====== GIVEN RECORDS ======
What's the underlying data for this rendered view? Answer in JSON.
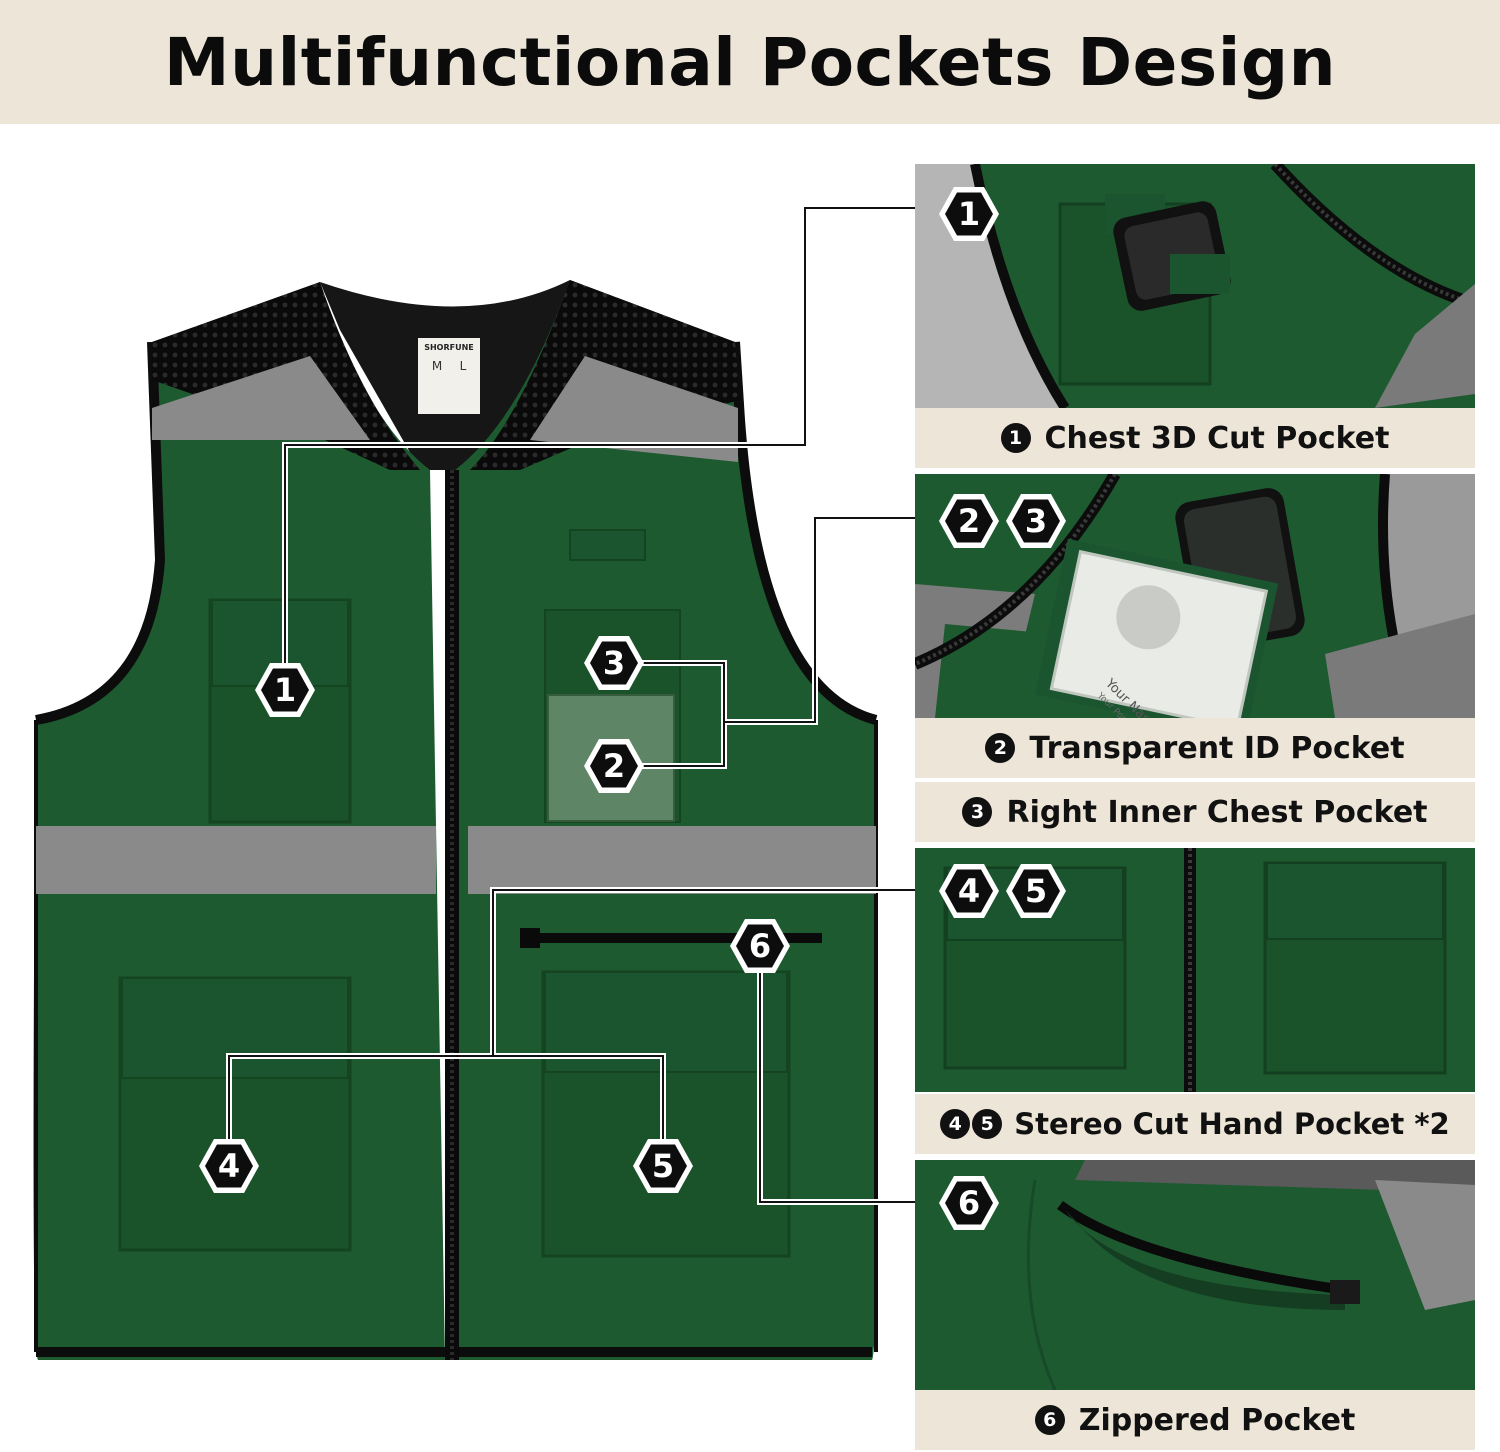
{
  "header": {
    "title": "Multifunctional Pockets Design"
  },
  "vest": {
    "color": "#1d5a30",
    "reflective_color": "#8a8a8a",
    "trim_color": "#0c0c0c",
    "label": {
      "brand": "SHORFUNE",
      "size": "L"
    },
    "markers": [
      "1",
      "2",
      "3",
      "4",
      "5",
      "6"
    ]
  },
  "details": {
    "marker_1": "1",
    "marker_2": "2",
    "marker_3": "3",
    "marker_4": "4",
    "marker_5": "5",
    "marker_6": "6",
    "id_card": {
      "name": "Your Name",
      "position": "Your Position"
    }
  },
  "captions": [
    {
      "nums": [
        "1"
      ],
      "label": "Chest 3D Cut Pocket"
    },
    {
      "nums": [
        "2"
      ],
      "label": "Transparent ID Pocket"
    },
    {
      "nums": [
        "3"
      ],
      "label": "Right Inner Chest Pocket"
    },
    {
      "nums": [
        "4",
        "5"
      ],
      "label": "Stereo Cut Hand Pocket *2"
    },
    {
      "nums": [
        "6"
      ],
      "label": "Zippered Pocket"
    }
  ]
}
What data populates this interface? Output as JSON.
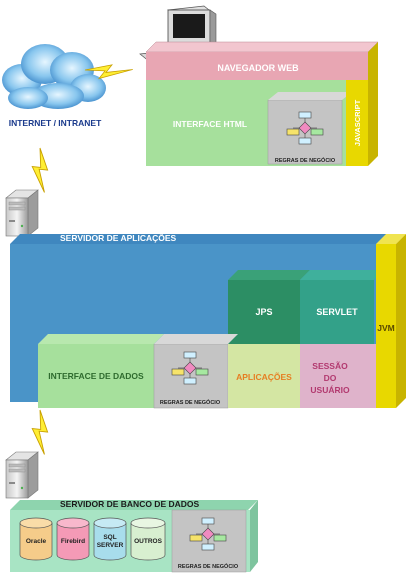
======
* WRITTEN INSTRUCTION
Will you set down the records word for word while leaving out every picture?

* EXERCISE RESULT
What's the underlying data for this rendered view? Answer in JSON.
{
  "header": {
    "title": "Multifunctional Pockets Design"
  },
  "vest": {
    "color": "#1d5a30",
    "reflective_color": "#8a8a8a",
    "trim_color": "#0c0c0c",
    "label": {
      "brand": "SHORFUNE",
      "size": "L"
    },
    "markers": [
      "1",
      "2",
      "3",
      "4",
      "5",
      "6"
    ]
  },
  "details": {
    "marker_1": "1",
    "marker_2": "2",
    "marker_3": "3",
    "marker_4": "4",
    "marker_5": "5",
    "marker_6": "6",
    "id_card": {
      "name": "Your Name",
      "position": "Your Position"
    }
  },
  "captions": [
    {
      "nums": [
        "1"
      ],
      "label": "Chest 3D Cut Pocket"
    },
    {
      "nums": [
        "2"
      ],
      "label": "Transparent ID Pocket"
    },
    {
      "nums": [
        "3"
      ],
      "label": "Right Inner Chest Pocket"
    },
    {
      "nums": [
        "4",
        "5"
      ],
      "label": "Stereo Cut Hand Pocket *2"
    },
    {
      "nums": [
        "6"
      ],
      "label": "Zippered Pocket"
    }
  ]
}
What data populates this interface? Output as JSON.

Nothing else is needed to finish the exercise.